Job:
Below, find each line holding "والش" and state how many there are, using the number alone.
··· Rows ···
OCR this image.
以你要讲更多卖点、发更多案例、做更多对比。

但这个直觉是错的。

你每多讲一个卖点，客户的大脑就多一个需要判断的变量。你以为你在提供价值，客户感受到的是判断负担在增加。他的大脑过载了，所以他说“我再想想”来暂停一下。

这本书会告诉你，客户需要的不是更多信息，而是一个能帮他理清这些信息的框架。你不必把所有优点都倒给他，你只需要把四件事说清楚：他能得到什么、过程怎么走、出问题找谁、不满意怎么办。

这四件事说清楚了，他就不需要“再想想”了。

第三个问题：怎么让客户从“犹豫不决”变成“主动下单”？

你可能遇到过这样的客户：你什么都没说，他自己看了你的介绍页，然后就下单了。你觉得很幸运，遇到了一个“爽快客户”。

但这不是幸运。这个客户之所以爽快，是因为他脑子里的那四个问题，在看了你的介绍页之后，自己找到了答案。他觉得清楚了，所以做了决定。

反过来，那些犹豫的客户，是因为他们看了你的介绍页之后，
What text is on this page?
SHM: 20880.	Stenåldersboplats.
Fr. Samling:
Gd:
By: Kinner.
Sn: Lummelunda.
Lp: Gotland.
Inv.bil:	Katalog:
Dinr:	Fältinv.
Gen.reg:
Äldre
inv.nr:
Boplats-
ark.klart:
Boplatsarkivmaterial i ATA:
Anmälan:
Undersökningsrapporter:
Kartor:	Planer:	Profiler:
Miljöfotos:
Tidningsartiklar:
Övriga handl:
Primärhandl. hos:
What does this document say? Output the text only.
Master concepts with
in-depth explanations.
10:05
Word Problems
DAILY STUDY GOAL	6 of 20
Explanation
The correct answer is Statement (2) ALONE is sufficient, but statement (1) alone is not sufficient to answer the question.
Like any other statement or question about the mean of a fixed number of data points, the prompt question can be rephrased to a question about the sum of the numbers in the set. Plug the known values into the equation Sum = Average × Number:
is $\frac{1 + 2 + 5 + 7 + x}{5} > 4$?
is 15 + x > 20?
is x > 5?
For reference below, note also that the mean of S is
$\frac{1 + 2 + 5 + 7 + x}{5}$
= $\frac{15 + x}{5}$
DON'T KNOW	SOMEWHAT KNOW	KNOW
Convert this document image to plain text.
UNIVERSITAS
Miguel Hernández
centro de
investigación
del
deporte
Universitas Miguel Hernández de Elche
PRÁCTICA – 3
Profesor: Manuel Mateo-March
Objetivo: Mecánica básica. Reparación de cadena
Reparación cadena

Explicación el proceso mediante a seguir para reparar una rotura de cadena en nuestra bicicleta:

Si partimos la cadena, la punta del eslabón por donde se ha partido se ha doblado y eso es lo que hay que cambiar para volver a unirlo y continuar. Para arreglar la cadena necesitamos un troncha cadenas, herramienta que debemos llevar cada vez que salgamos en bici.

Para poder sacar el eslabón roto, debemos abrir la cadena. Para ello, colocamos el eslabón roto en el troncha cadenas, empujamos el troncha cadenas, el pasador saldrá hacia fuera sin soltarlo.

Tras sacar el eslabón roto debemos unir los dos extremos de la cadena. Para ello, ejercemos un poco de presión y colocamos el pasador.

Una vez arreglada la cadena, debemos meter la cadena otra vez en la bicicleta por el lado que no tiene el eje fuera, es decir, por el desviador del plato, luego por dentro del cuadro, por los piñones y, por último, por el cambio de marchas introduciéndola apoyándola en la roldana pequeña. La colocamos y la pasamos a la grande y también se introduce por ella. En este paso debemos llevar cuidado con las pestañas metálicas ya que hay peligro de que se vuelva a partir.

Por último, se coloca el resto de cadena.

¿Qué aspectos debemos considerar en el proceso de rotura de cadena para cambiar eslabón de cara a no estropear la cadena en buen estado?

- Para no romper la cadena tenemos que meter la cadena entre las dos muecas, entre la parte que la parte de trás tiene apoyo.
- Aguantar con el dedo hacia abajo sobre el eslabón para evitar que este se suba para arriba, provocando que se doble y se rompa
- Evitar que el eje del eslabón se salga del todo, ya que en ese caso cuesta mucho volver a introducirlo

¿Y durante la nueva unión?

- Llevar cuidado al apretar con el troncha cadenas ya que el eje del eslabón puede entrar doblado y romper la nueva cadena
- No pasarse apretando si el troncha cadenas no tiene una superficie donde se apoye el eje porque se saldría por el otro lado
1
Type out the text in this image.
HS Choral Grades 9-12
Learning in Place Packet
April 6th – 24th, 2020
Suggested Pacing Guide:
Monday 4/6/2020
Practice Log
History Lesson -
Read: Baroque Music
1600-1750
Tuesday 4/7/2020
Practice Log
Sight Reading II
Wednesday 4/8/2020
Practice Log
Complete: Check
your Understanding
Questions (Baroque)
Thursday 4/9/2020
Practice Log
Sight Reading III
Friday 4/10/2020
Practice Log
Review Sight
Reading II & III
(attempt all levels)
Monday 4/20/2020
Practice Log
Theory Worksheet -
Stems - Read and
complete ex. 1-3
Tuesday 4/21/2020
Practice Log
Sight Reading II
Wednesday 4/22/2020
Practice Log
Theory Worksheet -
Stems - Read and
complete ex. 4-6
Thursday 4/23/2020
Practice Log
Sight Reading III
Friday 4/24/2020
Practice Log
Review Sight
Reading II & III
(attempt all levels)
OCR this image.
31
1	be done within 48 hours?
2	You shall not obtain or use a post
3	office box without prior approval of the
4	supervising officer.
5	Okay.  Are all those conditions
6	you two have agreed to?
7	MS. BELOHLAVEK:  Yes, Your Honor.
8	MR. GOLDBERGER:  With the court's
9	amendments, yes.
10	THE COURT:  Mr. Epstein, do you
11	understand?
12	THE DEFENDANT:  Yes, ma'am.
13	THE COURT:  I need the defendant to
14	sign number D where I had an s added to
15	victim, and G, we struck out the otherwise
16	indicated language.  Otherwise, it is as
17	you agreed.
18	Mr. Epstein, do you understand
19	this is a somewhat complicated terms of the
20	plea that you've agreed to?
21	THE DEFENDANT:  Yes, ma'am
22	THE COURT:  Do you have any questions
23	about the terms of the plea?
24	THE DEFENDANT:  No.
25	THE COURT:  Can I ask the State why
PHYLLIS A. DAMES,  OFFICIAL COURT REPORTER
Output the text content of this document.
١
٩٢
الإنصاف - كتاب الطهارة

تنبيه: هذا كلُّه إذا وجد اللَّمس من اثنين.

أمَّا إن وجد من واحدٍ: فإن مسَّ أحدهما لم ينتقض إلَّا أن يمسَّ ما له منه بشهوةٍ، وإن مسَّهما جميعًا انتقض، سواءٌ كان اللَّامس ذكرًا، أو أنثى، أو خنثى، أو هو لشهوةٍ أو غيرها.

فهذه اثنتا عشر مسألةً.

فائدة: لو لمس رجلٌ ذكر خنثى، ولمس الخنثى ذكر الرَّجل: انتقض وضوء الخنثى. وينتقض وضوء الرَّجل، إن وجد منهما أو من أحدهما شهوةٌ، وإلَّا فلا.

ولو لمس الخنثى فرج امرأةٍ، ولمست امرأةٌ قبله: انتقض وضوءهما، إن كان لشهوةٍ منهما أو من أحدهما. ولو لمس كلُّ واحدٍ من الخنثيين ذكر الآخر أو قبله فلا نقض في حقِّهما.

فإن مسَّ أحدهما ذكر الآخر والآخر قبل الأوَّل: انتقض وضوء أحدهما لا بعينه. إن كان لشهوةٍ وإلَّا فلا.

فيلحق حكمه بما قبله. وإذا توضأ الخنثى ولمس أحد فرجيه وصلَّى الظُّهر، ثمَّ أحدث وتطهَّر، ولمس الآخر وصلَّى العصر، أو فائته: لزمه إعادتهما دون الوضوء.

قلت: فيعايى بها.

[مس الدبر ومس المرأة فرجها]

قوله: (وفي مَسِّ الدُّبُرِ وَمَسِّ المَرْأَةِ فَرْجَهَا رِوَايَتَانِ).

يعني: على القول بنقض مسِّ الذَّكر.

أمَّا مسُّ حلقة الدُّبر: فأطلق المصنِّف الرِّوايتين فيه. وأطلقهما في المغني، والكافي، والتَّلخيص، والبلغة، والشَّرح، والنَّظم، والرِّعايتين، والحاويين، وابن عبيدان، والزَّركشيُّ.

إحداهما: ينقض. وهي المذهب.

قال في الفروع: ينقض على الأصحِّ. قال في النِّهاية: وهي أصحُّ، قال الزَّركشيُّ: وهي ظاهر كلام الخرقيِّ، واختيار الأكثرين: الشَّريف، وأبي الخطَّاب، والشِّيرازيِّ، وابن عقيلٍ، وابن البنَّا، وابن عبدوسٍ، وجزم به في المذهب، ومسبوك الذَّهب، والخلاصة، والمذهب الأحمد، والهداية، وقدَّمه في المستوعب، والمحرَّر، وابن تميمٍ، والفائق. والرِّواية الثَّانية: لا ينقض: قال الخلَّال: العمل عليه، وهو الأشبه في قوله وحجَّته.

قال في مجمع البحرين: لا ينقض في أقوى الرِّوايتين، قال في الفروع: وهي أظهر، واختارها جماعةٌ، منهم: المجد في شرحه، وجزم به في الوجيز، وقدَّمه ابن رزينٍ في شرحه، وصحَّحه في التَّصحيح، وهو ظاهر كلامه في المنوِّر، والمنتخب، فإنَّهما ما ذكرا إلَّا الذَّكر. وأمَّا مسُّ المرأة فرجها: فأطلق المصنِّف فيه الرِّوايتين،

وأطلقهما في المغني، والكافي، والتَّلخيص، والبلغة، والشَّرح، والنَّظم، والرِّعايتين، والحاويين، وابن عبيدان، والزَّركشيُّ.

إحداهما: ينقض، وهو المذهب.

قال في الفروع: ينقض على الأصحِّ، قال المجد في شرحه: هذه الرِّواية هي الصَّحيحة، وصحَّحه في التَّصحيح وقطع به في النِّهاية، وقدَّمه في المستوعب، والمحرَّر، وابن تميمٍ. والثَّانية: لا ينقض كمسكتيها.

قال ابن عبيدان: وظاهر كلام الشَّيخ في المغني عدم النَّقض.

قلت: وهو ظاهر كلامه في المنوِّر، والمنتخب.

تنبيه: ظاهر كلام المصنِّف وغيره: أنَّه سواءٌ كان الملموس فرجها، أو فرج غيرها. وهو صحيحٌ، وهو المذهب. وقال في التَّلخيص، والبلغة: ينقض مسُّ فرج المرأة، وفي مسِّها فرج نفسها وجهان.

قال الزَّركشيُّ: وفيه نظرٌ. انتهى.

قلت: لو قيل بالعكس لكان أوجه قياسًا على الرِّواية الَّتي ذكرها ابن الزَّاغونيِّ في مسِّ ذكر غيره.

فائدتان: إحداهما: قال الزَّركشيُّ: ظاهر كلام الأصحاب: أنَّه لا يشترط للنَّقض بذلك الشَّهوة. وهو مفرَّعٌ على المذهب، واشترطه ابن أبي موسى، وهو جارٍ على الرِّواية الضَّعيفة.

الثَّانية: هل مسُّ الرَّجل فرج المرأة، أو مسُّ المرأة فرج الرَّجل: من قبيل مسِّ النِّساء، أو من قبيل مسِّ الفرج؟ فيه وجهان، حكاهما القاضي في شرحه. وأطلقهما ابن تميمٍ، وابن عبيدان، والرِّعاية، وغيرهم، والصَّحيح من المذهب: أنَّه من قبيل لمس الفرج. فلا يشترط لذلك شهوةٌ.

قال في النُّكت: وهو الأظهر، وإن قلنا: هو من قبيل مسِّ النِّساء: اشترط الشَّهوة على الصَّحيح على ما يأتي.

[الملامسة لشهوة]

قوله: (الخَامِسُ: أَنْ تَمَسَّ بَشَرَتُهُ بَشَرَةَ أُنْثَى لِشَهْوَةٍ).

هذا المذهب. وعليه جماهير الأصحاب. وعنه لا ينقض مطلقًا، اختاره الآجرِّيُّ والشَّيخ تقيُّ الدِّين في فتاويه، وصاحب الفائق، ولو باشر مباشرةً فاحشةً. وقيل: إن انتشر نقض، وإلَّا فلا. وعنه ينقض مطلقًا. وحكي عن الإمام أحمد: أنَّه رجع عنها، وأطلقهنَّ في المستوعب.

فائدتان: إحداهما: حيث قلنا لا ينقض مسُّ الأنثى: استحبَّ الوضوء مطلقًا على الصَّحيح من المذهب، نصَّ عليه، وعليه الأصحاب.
···
Result:
4